◆ **What is expected**
Search the material below for the string "cittadinanza" and list each line that holds it.

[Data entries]
## Start

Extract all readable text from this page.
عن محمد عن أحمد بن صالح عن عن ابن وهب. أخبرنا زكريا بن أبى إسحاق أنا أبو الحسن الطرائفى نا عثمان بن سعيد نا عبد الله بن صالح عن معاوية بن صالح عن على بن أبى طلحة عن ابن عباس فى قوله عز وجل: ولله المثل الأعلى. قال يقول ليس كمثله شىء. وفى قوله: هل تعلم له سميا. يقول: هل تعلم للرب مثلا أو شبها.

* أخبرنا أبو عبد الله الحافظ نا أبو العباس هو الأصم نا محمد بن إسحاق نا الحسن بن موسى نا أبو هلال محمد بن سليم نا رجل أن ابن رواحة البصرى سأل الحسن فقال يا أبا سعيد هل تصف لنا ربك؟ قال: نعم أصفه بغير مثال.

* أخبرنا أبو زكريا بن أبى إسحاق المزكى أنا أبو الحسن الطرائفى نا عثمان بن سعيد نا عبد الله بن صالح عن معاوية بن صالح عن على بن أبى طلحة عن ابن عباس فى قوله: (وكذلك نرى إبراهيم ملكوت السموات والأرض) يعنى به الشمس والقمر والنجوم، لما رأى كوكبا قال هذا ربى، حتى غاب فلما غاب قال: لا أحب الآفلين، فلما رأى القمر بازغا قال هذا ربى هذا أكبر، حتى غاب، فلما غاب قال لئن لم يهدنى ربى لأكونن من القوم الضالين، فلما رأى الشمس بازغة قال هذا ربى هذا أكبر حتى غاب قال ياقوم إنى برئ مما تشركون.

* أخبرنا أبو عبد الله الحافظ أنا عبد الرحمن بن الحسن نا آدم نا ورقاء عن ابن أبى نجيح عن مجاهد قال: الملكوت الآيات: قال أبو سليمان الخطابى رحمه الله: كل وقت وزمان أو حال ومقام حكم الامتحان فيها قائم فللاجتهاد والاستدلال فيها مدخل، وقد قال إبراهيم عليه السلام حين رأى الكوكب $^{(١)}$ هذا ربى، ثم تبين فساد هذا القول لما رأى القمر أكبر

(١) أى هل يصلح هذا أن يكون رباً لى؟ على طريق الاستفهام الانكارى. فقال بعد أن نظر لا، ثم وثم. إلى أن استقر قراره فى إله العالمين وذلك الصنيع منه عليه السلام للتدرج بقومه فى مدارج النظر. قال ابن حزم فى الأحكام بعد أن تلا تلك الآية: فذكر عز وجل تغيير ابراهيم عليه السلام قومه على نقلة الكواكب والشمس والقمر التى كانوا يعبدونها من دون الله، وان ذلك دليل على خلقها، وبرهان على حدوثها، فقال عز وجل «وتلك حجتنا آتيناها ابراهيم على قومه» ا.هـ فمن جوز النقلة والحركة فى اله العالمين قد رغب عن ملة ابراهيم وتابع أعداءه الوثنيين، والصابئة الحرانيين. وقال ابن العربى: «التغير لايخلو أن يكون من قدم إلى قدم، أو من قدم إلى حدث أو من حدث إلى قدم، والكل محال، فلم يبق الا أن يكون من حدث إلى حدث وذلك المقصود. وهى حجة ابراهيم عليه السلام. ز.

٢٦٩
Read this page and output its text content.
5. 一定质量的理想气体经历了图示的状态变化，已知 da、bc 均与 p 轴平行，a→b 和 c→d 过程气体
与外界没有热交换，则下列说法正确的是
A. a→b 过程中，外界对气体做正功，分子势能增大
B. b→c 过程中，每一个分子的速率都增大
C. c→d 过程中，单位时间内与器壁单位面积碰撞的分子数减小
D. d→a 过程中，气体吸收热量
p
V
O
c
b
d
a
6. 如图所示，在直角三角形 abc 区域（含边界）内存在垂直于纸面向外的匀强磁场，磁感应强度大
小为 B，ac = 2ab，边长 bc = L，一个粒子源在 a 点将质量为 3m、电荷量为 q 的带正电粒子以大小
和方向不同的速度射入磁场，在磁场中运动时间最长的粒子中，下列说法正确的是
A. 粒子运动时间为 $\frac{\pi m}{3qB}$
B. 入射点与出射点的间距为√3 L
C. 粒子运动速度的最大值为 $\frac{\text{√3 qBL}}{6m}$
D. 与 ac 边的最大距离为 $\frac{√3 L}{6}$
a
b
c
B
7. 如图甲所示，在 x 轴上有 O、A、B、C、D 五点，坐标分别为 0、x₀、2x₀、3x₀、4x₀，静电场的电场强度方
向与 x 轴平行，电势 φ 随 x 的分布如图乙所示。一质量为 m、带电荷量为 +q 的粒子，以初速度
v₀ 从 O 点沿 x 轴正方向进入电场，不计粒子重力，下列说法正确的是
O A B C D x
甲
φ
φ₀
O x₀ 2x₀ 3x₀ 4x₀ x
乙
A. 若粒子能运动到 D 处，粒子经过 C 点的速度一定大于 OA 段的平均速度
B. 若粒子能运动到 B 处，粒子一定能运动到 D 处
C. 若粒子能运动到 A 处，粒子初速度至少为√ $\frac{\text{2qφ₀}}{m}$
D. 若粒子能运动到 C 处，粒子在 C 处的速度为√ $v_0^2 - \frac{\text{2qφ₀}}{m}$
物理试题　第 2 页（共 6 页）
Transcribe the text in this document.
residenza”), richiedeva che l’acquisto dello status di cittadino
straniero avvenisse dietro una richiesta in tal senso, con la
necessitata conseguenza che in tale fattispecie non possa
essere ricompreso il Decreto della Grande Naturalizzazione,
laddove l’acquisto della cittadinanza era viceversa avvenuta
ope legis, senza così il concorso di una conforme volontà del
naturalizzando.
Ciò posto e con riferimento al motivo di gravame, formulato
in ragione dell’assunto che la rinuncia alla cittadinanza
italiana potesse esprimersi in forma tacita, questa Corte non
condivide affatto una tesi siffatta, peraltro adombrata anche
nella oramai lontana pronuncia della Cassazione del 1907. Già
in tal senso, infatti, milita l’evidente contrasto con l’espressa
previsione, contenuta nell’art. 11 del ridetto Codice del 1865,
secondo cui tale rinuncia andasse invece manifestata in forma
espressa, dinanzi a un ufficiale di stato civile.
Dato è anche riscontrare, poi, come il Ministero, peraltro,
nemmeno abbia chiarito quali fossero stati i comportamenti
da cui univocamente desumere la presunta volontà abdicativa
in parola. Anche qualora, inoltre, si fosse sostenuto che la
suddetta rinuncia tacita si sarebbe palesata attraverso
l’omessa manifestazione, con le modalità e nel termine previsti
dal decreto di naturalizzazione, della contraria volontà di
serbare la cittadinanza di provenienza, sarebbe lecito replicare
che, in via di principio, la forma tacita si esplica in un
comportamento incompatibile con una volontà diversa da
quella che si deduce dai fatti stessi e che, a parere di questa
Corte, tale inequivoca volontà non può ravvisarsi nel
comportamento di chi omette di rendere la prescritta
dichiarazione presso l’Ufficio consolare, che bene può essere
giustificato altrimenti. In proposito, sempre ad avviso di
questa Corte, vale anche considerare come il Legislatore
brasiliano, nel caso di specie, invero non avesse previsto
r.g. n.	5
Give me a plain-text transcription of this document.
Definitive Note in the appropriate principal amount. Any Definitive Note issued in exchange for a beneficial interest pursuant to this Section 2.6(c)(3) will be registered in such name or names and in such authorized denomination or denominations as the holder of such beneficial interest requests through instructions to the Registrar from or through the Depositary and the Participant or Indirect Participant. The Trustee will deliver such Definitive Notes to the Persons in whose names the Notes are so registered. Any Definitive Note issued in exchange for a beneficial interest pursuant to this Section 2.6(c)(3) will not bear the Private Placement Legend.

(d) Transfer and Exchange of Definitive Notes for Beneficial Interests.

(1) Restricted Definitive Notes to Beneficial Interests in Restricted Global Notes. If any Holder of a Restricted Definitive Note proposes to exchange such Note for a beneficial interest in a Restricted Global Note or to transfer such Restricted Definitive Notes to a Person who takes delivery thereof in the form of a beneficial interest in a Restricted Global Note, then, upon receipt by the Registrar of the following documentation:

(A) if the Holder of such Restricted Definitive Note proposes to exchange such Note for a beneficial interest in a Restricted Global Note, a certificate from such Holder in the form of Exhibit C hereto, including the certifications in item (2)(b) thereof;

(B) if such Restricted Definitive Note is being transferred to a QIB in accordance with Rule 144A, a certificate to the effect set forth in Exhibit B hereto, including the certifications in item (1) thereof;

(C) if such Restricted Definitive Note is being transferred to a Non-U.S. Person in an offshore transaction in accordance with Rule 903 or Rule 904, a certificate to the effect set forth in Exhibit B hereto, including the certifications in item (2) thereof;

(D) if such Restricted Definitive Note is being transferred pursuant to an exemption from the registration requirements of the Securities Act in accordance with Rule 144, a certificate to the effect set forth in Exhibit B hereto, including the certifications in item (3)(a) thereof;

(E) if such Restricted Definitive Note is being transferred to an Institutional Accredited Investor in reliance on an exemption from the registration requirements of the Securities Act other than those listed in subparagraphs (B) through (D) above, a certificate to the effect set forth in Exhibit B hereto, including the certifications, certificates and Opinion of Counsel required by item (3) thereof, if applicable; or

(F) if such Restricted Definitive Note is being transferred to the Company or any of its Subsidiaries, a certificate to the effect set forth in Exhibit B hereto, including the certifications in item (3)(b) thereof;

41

## End

◆ **Exercise result**
laddove l’acquisto della cittadinanza era viceversa avvenuta
in ragione dell’assunto che la rinuncia alla cittadinanza
serbare la cittadinanza di provenienza, sarebbe lecito replicare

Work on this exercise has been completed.